[YOUR OBJECTIVE]:
Leave out the pictures and restate the rest of the data exactly.

[PROVIDED INFORMATION]:
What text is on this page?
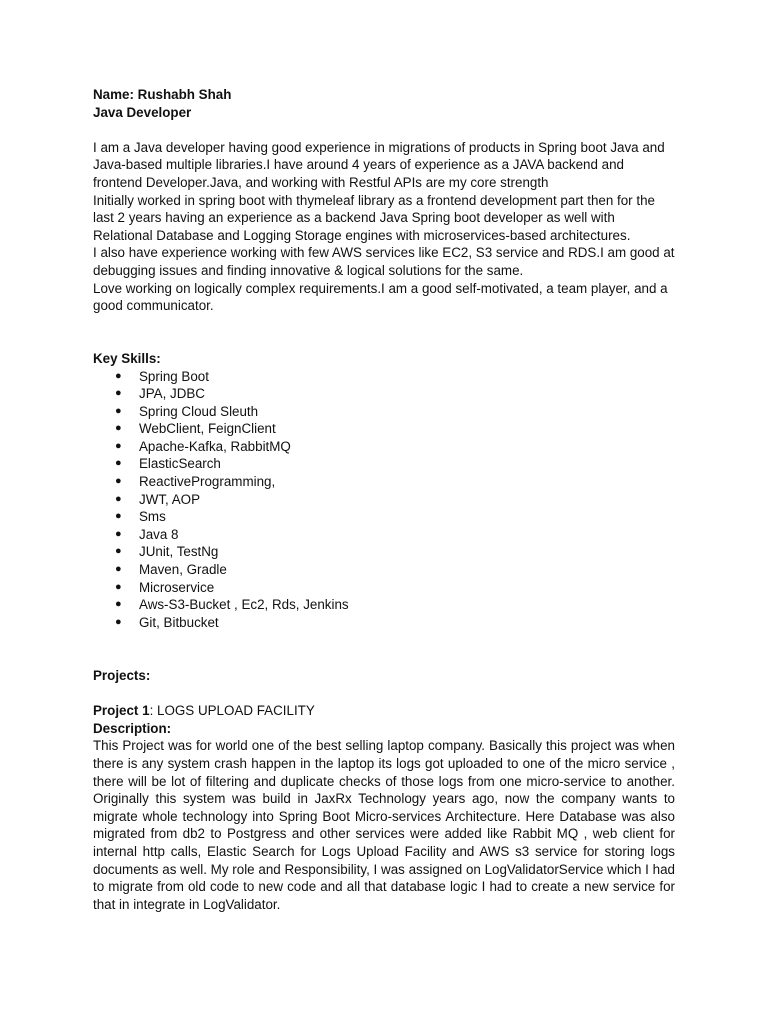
Name: Rushabh Shah
Java Developer
I am a Java developer having good experience in migrations of products in Spring boot Java and Java-based multiple libraries.I have around 4 years of experience as a JAVA backend and frontend Developer.Java, and working with Restful APIs are my core strength
Initially worked in spring boot with thymeleaf library as a frontend development part then for the last 2 years having an experience as a backend Java Spring boot developer as well with Relational Database and Logging Storage engines with microservices-based architectures.
I also have experience working with few AWS services like EC2, S3 service and RDS.I am good at debugging issues and finding innovative & logical solutions for the same.
Love working on logically complex requirements.I am a good self-motivated, a team player, and a good communicator.
Key Skills:
● Spring Boot
● JPA, JDBC
● Spring Cloud Sleuth
● WebClient, FeignClient
● Apache-Kafka, RabbitMQ
● ElasticSearch
● ReactiveProgramming,
● JWT, AOP
● Sms
● Java 8
● JUnit, TestNg
● Maven, Gradle
● Microservice
● Aws-S3-Bucket , Ec2, Rds, Jenkins
● Git, Bitbucket
Projects:
Project 1: LOGS UPLOAD FACILITY
Description:
This Project was for world one of the best selling laptop company. Basically this project was when there is any system crash happen in the laptop its logs got uploaded to one of the micro service , there will be lot of filtering and duplicate checks of those logs from one micro-service to another. Originally this system was build in JaxRx Technology years ago, now the company wants to migrate whole technology into Spring Boot Micro-services Architecture. Here Database was also migrated from db2 to Postgress and other services were added like Rabbit MQ , web client for internal http calls, Elastic Search for Logs Upload Facility and AWS s3 service for storing logs documents as well. My role and Responsibility, I was assigned on LogValidatorService which I had to migrate from old code to new code and all that database logic I had to create a new service for that in integrate in LogValidator.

[RESPONSE]:
What text is on this page?
Name: Rushabh Shah
Java Developer
I am a Java developer having good experience in migrations of products in Spring boot Java and Java-based multiple libraries.I have around 4 years of experience as a JAVA backend and frontend Developer.Java, and working with Restful APIs are my core strength
Initially worked in spring boot with thymeleaf library as a frontend development part then for the last 2 years having an experience as a backend Java Spring boot developer as well with Relational Database and Logging Storage engines with microservices-based architectures.
I also have experience working with few AWS services like EC2, S3 service and RDS.I am good at debugging issues and finding innovative & logical solutions for the same.
Love working on logically complex requirements.I am a good self-motivated, a team player, and a good communicator.
Key Skills:
● Spring Boot
● JPA, JDBC
● Spring Cloud Sleuth
● WebClient, FeignClient
● Apache-Kafka, RabbitMQ
● ElasticSearch
● ReactiveProgramming,
● JWT, AOP
● Sms
● Java 8
● JUnit, TestNg
● Maven, Gradle
● Microservice
● Aws-S3-Bucket , Ec2, Rds, Jenkins
● Git, Bitbucket
Projects:
Project 1: LOGS UPLOAD FACILITY
Description:
This Project was for world one of the best selling laptop company. Basically this project was when there is any system crash happen in the laptop its logs got uploaded to one of the micro service , there will be lot of filtering and duplicate checks of those logs from one micro-service to another. Originally this system was build in JaxRx Technology years ago, now the company wants to migrate whole technology into Spring Boot Micro-services Architecture. Here Database was also migrated from db2 to Postgress and other services were added like Rabbit MQ , web client for internal http calls, Elastic Search for Logs Upload Facility and AWS s3 service for storing logs documents as well. My role and Responsibility, I was assigned on LogValidatorService which I had to migrate from old code to new code and all that database logic I had to create a new service for that in integrate in LogValidator.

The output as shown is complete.